■ Stored data ■
----------
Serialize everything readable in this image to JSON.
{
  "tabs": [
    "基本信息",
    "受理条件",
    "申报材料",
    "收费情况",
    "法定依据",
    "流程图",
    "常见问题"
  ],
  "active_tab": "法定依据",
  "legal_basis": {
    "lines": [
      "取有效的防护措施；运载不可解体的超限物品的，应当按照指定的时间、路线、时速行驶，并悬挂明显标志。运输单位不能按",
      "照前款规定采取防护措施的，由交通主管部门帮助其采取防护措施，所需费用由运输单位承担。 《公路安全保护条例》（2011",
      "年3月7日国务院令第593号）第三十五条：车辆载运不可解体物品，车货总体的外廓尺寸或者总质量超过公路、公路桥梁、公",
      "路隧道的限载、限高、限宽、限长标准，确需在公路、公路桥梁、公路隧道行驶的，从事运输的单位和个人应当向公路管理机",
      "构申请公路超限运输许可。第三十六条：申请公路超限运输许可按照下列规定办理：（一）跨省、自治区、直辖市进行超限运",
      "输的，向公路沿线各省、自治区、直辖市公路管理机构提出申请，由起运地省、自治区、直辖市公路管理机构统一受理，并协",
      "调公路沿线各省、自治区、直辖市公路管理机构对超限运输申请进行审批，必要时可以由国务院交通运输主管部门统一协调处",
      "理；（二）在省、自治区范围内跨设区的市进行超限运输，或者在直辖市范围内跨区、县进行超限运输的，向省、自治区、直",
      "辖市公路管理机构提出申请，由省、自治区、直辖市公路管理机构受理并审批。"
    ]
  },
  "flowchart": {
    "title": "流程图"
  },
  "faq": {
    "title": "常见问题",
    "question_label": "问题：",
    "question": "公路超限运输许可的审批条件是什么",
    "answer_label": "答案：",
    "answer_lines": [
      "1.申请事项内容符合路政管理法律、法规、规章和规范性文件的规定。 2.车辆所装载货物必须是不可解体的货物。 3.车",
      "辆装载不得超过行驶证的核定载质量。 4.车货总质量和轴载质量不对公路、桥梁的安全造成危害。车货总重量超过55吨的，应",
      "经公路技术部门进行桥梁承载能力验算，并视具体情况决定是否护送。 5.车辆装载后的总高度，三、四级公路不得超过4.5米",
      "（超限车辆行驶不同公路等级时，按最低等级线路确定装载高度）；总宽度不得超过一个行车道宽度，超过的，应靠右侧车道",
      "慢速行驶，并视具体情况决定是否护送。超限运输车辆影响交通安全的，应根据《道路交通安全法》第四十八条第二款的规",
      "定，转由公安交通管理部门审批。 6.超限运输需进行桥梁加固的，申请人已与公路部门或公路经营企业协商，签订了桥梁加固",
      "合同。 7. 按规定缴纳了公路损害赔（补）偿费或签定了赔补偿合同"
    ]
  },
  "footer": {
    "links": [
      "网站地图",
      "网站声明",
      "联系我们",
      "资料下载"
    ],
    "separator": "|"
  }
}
----------
■ TASK GOAL ■
Transcribe each entry exactly.

■ ANSWER FOR THIS EXERCISE ■
Serialize everything readable in this image to JSON.
{
  "tabs": [
    "基本信息",
    "受理条件",
    "申报材料",
    "收费情况",
    "法定依据",
    "流程图",
    "常见问题"
  ],
  "active_tab": "法定依据",
  "legal_basis": {
    "lines": [
      "取有效的防护措施；运载不可解体的超限物品的，应当按照指定的时间、路线、时速行驶，并悬挂明显标志。运输单位不能按",
      "照前款规定采取防护措施的，由交通主管部门帮助其采取防护措施，所需费用由运输单位承担。 《公路安全保护条例》（2011",
      "年3月7日国务院令第593号）第三十五条：车辆载运不可解体物品，车货总体的外廓尺寸或者总质量超过公路、公路桥梁、公",
      "路隧道的限载、限高、限宽、限长标准，确需在公路、公路桥梁、公路隧道行驶的，从事运输的单位和个人应当向公路管理机",
      "构申请公路超限运输许可。第三十六条：申请公路超限运输许可按照下列规定办理：（一）跨省、自治区、直辖市进行超限运",
      "输的，向公路沿线各省、自治区、直辖市公路管理机构提出申请，由起运地省、自治区、直辖市公路管理机构统一受理，并协",
      "调公路沿线各省、自治区、直辖市公路管理机构对超限运输申请进行审批，必要时可以由国务院交通运输主管部门统一协调处",
      "理；（二）在省、自治区范围内跨设区的市进行超限运输，或者在直辖市范围内跨区、县进行超限运输的，向省、自治区、直",
      "辖市公路管理机构提出申请，由省、自治区、直辖市公路管理机构受理并审批。"
    ]
  },
  "flowchart": {
    "title": "流程图"
  },
  "faq": {
    "title": "常见问题",
    "question_label": "问题：",
    "question": "公路超限运输许可的审批条件是什么",
    "answer_label": "答案：",
    "answer_lines": [
      "1.申请事项内容符合路政管理法律、法规、规章和规范性文件的规定。 2.车辆所装载货物必须是不可解体的货物。 3.车",
      "辆装载不得超过行驶证的核定载质量。 4.车货总质量和轴载质量不对公路、桥梁的安全造成危害。车货总重量超过55吨的，应",
      "经公路技术部门进行桥梁承载能力验算，并视具体情况决定是否护送。 5.车辆装载后的总高度，三、四级公路不得超过4.5米",
      "（超限车辆行驶不同公路等级时，按最低等级线路确定装载高度）；总宽度不得超过一个行车道宽度，超过的，应靠右侧车道",
      "慢速行驶，并视具体情况决定是否护送。超限运输车辆影响交通安全的，应根据《道路交通安全法》第四十八条第二款的规",
      "定，转由公安交通管理部门审批。 6.超限运输需进行桥梁加固的，申请人已与公路部门或公路经营企业协商，签订了桥梁加固",
      "合同。 7. 按规定缴纳了公路损害赔（补）偿费或签定了赔补偿合同"
    ]
  },
  "footer": {
    "links": [
      "网站地图",
      "网站声明",
      "联系我们",
      "资料下载"
    ],
    "separator": "|"
  }
}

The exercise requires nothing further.